Copy out the whole listing exactly as written, leaving the pictures behind.

______________________________

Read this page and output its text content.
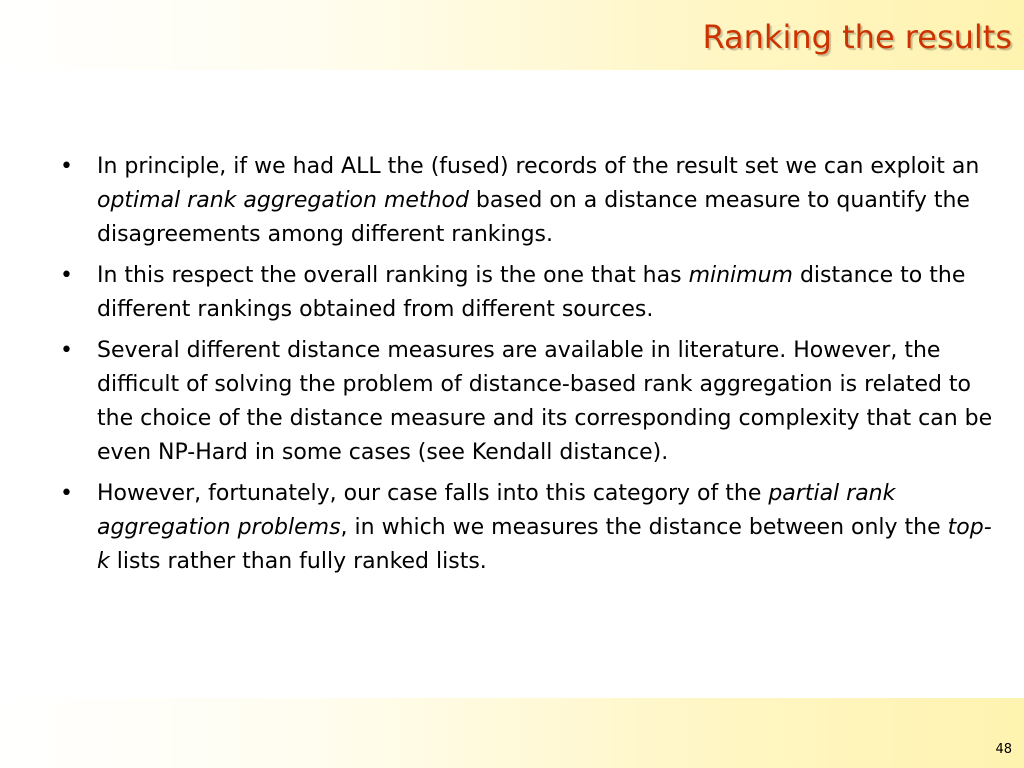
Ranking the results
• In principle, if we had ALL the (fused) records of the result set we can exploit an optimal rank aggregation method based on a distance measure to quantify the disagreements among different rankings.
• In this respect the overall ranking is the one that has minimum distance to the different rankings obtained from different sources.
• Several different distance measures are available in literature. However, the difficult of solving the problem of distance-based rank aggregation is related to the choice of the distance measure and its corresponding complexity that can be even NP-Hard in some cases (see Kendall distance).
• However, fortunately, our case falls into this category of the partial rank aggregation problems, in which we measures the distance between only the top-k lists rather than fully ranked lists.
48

______________________________

Answer below:
Read this page and output its text content.
Ranking the results
• In principle, if we had ALL the (fused) records of the result set we can exploit an optimal rank aggregation method based on a distance measure to quantify the disagreements among different rankings.
• In this respect the overall ranking is the one that has minimum distance to the different rankings obtained from different sources.
• Several different distance measures are available in literature. However, the difficult of solving the problem of distance-based rank aggregation is related to the choice of the distance measure and its corresponding complexity that can be even NP-Hard in some cases (see Kendall distance).
• However, fortunately, our case falls into this category of the partial rank aggregation problems, in which we measures the distance between only the top-k lists rather than fully ranked lists.
48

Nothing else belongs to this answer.